++++ Текст для разбора

Le soleil donnait un gala
Pour l’embêter un’dernière fois
Mais Coup d’grisou était guéri:
Il avait épousé la nuit…
И когда его вынесли из шахты,
Яркий свет посмеялся над ним,
Солнце устроило праздник,
Чтобы досадить ему в последний раз.
Но Взрыв рудничного газа исцелился –
Он взял в жены ночь
[54]
.
В течение 1943 года Анри преподносит Пиаф еще несколько «жемчужин», среди них «Le Brun et le Blond» («Брюнет и блондин») – песня, преисполненная самоиронии, в которой Конте сравнивает себя с очередным мимолетным увлечением певицы, и «Monsieur Saint-Pierre» («Месье Сен-Пьер») – музыка Джонни Эсса, бывшего партнера Трене по дуэту «Шарль и Джонни». Пиаф в очередной раз попала в яблочко: обновление репертуара не только не сбило ее с намеченного пути, но и было встречено самыми восторженными отзывами прессы. «Вы с легкостью сумели обновить ваш старый репертуар, – поздравляет Пиаф один из благожелательных критиков, – плюс к этому вы сумели воплотить в жизнь мечты Анри Конте. “Mon légionnaire” и “Monsieur Saint-Pierre” находятся на одной прямой линии, но не могу не отметить, что в настоящее время эта линия уходит в облака. Вы позволили магии слов подхватить вас…»

++++++++
++++ Материал

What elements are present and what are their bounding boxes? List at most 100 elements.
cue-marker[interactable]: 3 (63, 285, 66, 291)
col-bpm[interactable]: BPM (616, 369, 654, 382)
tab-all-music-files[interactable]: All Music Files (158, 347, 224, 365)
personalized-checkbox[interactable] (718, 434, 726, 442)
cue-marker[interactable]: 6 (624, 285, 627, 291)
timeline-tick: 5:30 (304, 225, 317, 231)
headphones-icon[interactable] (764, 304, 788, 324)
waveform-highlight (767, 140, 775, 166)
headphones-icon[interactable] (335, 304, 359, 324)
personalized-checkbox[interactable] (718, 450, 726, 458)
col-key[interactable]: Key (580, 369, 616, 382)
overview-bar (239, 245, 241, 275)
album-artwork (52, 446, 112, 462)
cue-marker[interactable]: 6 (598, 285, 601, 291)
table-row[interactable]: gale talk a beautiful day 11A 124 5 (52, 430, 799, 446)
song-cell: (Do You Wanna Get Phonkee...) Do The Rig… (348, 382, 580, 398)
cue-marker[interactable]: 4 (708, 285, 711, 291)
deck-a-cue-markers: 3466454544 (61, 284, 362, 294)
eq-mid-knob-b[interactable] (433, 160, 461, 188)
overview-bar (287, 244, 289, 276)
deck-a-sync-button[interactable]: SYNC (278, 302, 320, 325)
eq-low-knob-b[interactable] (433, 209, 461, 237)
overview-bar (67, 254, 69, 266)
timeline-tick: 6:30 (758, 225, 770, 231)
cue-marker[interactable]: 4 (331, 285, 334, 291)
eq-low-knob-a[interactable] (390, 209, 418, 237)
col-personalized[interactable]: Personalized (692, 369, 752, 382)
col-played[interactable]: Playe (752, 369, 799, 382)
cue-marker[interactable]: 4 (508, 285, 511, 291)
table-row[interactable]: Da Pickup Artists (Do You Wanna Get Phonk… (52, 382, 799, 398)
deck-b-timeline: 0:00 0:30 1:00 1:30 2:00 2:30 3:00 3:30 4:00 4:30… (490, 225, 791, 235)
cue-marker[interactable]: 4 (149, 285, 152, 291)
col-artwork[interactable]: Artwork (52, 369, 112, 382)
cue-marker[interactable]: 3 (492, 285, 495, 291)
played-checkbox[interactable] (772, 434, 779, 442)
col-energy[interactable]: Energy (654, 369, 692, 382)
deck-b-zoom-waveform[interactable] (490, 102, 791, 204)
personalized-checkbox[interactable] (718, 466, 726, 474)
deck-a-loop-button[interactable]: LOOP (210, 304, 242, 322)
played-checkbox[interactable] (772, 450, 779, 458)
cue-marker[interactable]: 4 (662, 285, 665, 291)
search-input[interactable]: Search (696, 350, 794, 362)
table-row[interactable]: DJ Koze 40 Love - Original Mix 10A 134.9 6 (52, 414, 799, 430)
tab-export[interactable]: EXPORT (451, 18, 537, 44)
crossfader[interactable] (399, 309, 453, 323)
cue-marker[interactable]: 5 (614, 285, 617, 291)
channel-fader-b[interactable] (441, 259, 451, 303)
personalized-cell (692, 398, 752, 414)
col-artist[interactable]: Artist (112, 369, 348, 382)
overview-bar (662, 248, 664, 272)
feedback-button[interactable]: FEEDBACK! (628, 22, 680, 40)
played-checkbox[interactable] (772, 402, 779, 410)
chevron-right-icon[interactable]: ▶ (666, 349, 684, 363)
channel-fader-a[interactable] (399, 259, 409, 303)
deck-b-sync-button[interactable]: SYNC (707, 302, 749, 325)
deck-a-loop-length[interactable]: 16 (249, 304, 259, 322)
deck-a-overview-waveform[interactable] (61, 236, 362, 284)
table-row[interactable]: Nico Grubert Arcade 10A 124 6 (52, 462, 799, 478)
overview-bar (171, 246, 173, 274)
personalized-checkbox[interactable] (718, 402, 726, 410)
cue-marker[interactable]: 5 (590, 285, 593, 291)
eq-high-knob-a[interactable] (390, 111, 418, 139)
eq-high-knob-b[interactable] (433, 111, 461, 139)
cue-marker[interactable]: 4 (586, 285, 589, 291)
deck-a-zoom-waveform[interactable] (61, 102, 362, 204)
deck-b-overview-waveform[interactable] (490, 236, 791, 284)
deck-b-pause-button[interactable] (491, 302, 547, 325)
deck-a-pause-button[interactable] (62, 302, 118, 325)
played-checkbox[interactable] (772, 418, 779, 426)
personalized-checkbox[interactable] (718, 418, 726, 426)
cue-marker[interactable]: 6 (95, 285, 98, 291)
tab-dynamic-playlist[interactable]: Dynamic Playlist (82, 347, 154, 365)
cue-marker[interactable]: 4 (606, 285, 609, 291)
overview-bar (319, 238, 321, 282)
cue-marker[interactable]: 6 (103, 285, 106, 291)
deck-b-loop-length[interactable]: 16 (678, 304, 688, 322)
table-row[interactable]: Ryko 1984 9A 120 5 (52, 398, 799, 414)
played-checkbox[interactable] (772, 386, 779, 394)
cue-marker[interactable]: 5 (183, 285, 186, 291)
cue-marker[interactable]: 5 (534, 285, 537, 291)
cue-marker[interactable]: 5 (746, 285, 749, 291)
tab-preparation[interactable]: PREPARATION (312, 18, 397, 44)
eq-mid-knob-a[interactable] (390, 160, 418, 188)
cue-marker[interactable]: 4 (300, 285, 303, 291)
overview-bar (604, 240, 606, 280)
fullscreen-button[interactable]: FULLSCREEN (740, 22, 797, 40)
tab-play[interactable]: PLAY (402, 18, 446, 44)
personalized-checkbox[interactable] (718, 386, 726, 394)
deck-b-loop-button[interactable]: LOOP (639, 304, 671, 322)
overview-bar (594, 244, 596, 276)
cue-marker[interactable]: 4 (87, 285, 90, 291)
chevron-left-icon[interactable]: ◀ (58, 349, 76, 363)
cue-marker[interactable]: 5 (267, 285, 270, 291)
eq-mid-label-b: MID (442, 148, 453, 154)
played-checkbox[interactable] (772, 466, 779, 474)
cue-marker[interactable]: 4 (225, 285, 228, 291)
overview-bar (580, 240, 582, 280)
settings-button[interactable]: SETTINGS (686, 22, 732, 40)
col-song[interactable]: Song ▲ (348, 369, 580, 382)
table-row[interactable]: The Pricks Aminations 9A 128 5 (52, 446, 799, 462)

++++++++

> Что сделать:
[1] Переведите на английский язык предложение из текста для разбора: «Пиаф в очередной раз попала в яблочко: обновление репертуара не только не сбило ее с намеченного пути, но и было встречено самыми восторженными отзывами прессы.»
[2] Ответьте на вопросы по тексту для разбора, помечая ответы так же:
(a) Кого, согласно стихам, взял в жены Взрыв рудничного газа?
(b) В течение какого года Анри преподносит Пиаф еще несколько «жемчужин»?
(c) Кто автор музыки к песне «Monsieur Saint-Pierre»?
[3] Переименуйте «праздник» в «бал» во фрагменте текста для разбора, начиная с «Le soleil donnait» вплоть до «в последний раз.» включительно, и приведите этот фрагмент целиком.

> Ответы к заданиям:
[1] Piaf had once again hit the bull's-eye: the renewal of her repertoire not only did not throw her off her chosen path but was also met with the most enthusiastic reviews in the press.

[2]
(a) Ночь.
(b) 1943.
(c) Джонни Эсс.

[3]
Le soleil donnait un gala
Pour l’embêter un’dernière fois
Mais Coup d’grisou était guéri:
Il avait épousé la nuit…
И когда его вынесли из шахты,
Яркий свет посмеялся над ним,
Солнце устроило бал,
Чтобы досадить ему в последний раз.